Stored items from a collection
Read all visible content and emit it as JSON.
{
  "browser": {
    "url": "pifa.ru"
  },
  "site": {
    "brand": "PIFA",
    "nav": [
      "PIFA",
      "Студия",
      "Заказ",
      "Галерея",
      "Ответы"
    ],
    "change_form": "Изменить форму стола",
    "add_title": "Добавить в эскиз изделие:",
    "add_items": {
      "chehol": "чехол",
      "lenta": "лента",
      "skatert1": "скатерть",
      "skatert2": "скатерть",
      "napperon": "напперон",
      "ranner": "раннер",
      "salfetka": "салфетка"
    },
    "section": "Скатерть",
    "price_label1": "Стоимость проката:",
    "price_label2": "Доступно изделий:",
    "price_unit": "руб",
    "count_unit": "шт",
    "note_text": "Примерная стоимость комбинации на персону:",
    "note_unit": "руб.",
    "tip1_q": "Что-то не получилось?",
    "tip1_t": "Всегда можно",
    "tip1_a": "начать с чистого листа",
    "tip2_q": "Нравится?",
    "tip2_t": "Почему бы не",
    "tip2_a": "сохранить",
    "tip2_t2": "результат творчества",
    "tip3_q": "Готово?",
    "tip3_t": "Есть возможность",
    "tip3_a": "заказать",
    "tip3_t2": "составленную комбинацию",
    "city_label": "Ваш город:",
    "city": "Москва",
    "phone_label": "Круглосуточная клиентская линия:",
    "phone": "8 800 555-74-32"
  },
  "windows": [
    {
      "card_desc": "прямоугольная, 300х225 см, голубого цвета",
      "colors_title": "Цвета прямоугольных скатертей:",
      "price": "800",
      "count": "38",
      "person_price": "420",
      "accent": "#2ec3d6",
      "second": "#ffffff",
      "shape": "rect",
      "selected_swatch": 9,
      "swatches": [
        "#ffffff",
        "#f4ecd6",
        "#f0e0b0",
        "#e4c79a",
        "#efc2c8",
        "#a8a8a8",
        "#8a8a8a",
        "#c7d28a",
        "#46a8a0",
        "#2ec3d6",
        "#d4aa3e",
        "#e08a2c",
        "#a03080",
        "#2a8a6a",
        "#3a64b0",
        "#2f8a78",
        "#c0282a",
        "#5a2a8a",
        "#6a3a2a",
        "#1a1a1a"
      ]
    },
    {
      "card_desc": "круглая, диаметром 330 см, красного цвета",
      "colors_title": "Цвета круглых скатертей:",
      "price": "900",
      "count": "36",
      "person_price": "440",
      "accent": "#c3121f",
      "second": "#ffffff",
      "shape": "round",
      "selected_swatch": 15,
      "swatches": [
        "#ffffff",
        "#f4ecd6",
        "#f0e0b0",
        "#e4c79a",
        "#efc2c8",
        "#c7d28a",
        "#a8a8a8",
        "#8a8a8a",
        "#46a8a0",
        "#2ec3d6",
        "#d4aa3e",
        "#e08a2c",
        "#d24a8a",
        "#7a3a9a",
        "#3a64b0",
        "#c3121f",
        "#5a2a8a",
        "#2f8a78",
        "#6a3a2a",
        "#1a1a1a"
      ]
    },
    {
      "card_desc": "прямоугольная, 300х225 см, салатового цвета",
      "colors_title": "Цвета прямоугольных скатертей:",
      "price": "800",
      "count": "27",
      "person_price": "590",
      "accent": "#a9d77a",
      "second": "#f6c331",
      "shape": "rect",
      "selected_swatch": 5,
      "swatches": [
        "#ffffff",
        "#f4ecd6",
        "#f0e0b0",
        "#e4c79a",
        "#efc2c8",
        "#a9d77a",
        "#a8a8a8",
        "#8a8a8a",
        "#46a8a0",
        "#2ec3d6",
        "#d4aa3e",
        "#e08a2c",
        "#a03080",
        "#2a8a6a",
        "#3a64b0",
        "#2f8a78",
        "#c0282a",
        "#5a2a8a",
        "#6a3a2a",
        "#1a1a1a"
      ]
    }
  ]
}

Stated goal =>
Transcribe the records above exactly as they appear.

Written answer =>
Read all visible content and emit it as JSON.
{
  "browser": {
    "url": "pifa.ru"
  },
  "site": {
    "brand": "PIFA",
    "nav": [
      "PIFA",
      "Студия",
      "Заказ",
      "Галерея",
      "Ответы"
    ],
    "change_form": "Изменить форму стола",
    "add_title": "Добавить в эскиз изделие:",
    "add_items": {
      "chehol": "чехол",
      "lenta": "лента",
      "skatert1": "скатерть",
      "skatert2": "скатерть",
      "napperon": "напперон",
      "ranner": "раннер",
      "salfetka": "салфетка"
    },
    "section": "Скатерть",
    "price_label1": "Стоимость проката:",
    "price_label2": "Доступно изделий:",
    "price_unit": "руб",
    "count_unit": "шт",
    "note_text": "Примерная стоимость комбинации на персону:",
    "note_unit": "руб.",
    "tip1_q": "Что-то не получилось?",
    "tip1_t": "Всегда можно",
    "tip1_a": "начать с чистого листа",
    "tip2_q": "Нравится?",
    "tip2_t": "Почему бы не",
    "tip2_a": "сохранить",
    "tip2_t2": "результат творчества",
    "tip3_q": "Готово?",
    "tip3_t": "Есть возможность",
    "tip3_a": "заказать",
    "tip3_t2": "составленную комбинацию",
    "city_label": "Ваш город:",
    "city": "Москва",
    "phone_label": "Круглосуточная клиентская линия:",
    "phone": "8 800 555-74-32"
  },
  "windows": [
    {
      "card_desc": "прямоугольная, 300х225 см, голубого цвета",
      "colors_title": "Цвета прямоугольных скатертей:",
      "price": "800",
      "count": "38",
      "person_price": "420",
      "accent": "#2ec3d6",
      "second": "#ffffff",
      "shape": "rect",
      "selected_swatch": 9,
      "swatches": [
        "#ffffff",
        "#f4ecd6",
        "#f0e0b0",
        "#e4c79a",
        "#efc2c8",
        "#a8a8a8",
        "#8a8a8a",
        "#c7d28a",
        "#46a8a0",
        "#2ec3d6",
        "#d4aa3e",
        "#e08a2c",
        "#a03080",
        "#2a8a6a",
        "#3a64b0",
        "#2f8a78",
        "#c0282a",
        "#5a2a8a",
        "#6a3a2a",
        "#1a1a1a"
      ]
    },
    {
      "card_desc": "круглая, диаметром 330 см, красного цвета",
      "colors_title": "Цвета круглых скатертей:",
      "price": "900",
      "count": "36",
      "person_price": "440",
      "accent": "#c3121f",
      "second": "#ffffff",
      "shape": "round",
      "selected_swatch": 15,
      "swatches": [
        "#ffffff",
        "#f4ecd6",
        "#f0e0b0",
        "#e4c79a",
        "#efc2c8",
        "#c7d28a",
        "#a8a8a8",
        "#8a8a8a",
        "#46a8a0",
        "#2ec3d6",
        "#d4aa3e",
        "#e08a2c",
        "#d24a8a",
        "#7a3a9a",
        "#3a64b0",
        "#c3121f",
        "#5a2a8a",
        "#2f8a78",
        "#6a3a2a",
        "#1a1a1a"
      ]
    },
    {
      "card_desc": "прямоугольная, 300х225 см, салатового цвета",
      "colors_title": "Цвета прямоугольных скатертей:",
      "price": "800",
      "count": "27",
      "person_price": "590",
      "accent": "#a9d77a",
      "second": "#f6c331",
      "shape": "rect",
      "selected_swatch": 5,
      "swatches": [
        "#ffffff",
        "#f4ecd6",
        "#f0e0b0",
        "#e4c79a",
        "#efc2c8",
        "#a9d77a",
        "#a8a8a8",
        "#8a8a8a",
        "#46a8a0",
        "#2ec3d6",
        "#d4aa3e",
        "#e08a2c",
        "#a03080",
        "#2a8a6a",
        "#3a64b0",
        "#2f8a78",
        "#c0282a",
        "#5a2a8a",
        "#6a3a2a",
        "#1a1a1a"
      ]
    }
  ]
}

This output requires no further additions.